### THE PROBLEM
Write out every line below that includes the word "église".
##### THE INPUT #####
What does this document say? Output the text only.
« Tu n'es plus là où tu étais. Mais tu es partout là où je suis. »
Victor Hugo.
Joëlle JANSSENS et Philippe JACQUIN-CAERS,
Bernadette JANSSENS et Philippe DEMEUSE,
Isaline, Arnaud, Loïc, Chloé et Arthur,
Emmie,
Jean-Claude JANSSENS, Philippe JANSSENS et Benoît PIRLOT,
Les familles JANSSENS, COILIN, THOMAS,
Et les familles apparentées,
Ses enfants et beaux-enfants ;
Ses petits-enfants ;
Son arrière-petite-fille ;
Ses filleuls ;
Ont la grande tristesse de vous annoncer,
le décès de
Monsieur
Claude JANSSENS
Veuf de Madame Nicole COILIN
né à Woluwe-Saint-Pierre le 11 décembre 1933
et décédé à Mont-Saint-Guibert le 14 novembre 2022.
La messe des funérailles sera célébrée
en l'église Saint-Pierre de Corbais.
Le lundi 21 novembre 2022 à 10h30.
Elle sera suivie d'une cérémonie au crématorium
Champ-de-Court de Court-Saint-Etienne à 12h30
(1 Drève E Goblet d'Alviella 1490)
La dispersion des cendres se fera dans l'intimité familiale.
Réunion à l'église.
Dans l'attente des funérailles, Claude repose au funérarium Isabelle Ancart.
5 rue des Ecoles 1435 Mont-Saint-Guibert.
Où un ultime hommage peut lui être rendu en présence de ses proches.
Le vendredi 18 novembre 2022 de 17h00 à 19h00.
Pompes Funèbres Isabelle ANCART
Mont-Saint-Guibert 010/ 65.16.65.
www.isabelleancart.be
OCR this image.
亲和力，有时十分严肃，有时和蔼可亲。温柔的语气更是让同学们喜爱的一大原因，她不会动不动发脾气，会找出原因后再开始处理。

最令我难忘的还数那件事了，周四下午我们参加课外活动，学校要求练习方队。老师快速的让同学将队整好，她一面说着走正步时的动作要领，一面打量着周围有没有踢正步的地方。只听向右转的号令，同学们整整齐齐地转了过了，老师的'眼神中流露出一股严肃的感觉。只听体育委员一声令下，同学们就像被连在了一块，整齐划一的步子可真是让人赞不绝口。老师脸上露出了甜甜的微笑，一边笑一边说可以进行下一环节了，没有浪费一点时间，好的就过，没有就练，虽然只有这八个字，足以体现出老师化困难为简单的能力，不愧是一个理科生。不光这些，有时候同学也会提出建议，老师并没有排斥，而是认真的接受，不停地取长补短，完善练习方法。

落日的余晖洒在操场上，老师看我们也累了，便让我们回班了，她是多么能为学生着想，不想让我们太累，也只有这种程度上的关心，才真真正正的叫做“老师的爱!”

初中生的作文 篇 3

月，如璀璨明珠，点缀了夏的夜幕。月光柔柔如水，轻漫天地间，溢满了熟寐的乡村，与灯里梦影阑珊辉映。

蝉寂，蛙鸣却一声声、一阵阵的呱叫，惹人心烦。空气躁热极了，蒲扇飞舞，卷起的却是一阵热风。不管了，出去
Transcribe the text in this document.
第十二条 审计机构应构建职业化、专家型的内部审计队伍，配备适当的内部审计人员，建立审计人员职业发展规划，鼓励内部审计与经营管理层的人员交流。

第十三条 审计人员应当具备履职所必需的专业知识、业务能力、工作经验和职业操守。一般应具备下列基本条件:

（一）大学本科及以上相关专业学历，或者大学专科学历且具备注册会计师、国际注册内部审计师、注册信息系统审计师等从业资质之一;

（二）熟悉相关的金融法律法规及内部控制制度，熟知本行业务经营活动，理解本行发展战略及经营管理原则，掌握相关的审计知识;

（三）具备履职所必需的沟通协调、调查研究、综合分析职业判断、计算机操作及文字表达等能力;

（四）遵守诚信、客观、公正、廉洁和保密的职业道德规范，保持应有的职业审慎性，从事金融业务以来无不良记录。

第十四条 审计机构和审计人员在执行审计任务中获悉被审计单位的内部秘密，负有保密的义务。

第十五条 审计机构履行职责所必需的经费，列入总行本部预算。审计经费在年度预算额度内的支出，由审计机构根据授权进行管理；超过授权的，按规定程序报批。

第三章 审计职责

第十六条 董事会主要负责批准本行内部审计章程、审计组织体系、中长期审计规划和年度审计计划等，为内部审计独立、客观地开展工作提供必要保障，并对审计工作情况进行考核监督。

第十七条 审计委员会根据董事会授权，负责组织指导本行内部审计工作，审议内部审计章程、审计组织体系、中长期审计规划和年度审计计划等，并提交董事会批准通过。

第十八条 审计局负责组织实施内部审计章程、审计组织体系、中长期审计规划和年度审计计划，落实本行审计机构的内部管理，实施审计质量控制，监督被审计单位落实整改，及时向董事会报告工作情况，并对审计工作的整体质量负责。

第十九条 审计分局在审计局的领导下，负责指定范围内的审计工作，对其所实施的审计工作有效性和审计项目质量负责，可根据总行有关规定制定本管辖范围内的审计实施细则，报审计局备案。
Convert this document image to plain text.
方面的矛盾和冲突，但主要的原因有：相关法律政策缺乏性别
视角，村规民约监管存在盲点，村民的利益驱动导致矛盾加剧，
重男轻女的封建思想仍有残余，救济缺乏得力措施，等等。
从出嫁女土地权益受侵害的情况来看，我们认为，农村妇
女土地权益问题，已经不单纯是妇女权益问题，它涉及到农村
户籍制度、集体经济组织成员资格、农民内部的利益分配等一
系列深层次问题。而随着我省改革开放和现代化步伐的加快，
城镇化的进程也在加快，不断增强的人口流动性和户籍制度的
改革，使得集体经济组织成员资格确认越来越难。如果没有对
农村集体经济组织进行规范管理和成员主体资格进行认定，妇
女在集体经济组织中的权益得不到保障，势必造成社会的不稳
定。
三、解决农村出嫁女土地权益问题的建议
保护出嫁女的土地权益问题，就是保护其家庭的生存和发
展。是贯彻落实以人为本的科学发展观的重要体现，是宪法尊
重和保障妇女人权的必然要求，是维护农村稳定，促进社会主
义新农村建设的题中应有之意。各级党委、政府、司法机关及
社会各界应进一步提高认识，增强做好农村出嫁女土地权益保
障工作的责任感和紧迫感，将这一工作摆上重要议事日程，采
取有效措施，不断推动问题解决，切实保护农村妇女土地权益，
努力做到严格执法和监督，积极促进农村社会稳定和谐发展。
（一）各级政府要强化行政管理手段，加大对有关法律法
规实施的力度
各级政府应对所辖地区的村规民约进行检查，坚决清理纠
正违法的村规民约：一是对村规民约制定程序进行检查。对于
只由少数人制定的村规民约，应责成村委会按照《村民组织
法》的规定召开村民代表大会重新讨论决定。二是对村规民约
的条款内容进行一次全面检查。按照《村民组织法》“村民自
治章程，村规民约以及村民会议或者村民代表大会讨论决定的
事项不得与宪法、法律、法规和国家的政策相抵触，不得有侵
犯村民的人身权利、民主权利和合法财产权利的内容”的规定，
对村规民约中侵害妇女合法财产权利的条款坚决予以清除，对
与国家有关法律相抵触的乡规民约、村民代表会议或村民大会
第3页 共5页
#####
### THE OUTPUT
en l'église Saint-Pierre de Corbais.
Réunion à l'église.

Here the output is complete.